Observar, sentir e compreender a celebração da liberdade. O convite à reflexão é feito pelo Dossiê de Registro do Bembé do Mercado, festa que acontece em Santo Amaro, e que será apresentada pelo Conselho Consultivo do Patrimônio Cultural, no próximo 13 de junho. Os conselheiros, que estarão reunidos na sede do Instituto do Patrimônio Histórico e Artístico Nacional (Iphan), em Brasília, vão avaliar o parecer sobre a celebração afro-brasileira Bembé do Mercado, que teve início em 1889, um ano após a abolição da escravatura.

Assim, há 130 anos, todo dia 13 de maio é momento para rememorar a luta pela liberdade e a resistência dos povos negros, primeiro como escravizados, depois como cidadãos. Os praticantes dessa expressão cultural que tem forte base na religiosidade popular de matriz africana reforçam que a festa é um culto às divindades das Água representadas por Iemanjá e Oxum, sendo também momento de agradecer a proteção individual e coletiva.

O pedido para registrar a celebração foi apresentado ao Iphan pela Associação Beneficente e Cultural Ilê Axé Ojú Onirè no ano de 2014. O presidente da Associação, Jose Raimundo Lima Chaves, conhecido como Pai Pote, revela que a titulação como Patrimônio Cultural do Brasil será muito positiva, pois valorizará não só o povo de terreiro, como também a comunidade negra da diáspora africana. “Estou orgulhoso de ver o crescimento dessa celebração já reconhecida tanto pelo município de Santo Amaro quanto pelo Estado da Bahia. Agora esperamos que o reconhecimento seja de todo o Brasil”.

A celebração Bembé do Mercado de Santo Amaro

Existem diversas teorias sobre o uso do nome Bembé, quase todas assentadas nos processos da diáspora africana. Entretanto, a pesquisarealizada pela Universidade Federal do Recôncavo da Bahia (UFRB) e Iphan com os praticantes mais antigos indica que o nome deriva de Candomblé́.

##########

_Instruções a seguir_
Responda com base no documento sobre o Bembé do Mercado:
(a) Em que ano teve início a celebração?
(b) Que entidade apresentou ao Iphan o pedido de registro, e em que ano?
(c) Segundo a pesquisa da UFRB e do Iphan com os praticantes mais antigos, de que palavra deriva o nome Bembé?
Os dados abaixo vêm de outra fonte, sem ligação com o documento.

_Informações exibidas_
##########

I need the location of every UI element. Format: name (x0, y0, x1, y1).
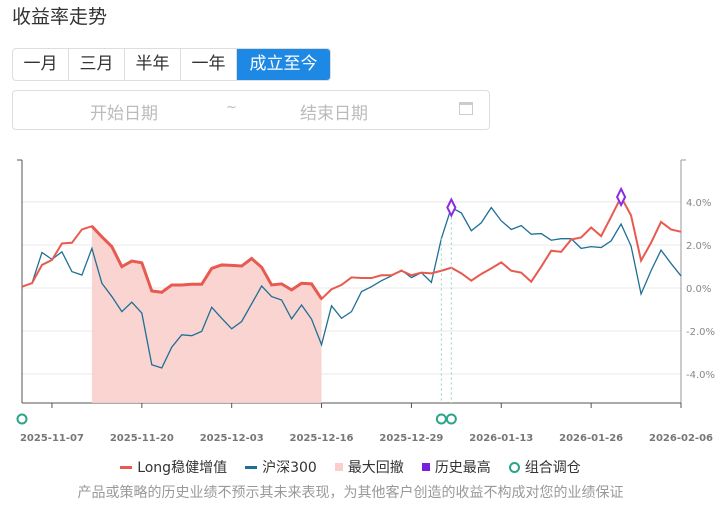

##########

_Resultado_
(a) Em 1889.
(b) A Associação Beneficente e Cultural Ilê Axé Ojú Onirè, em 2014.
(c) De Candomblé.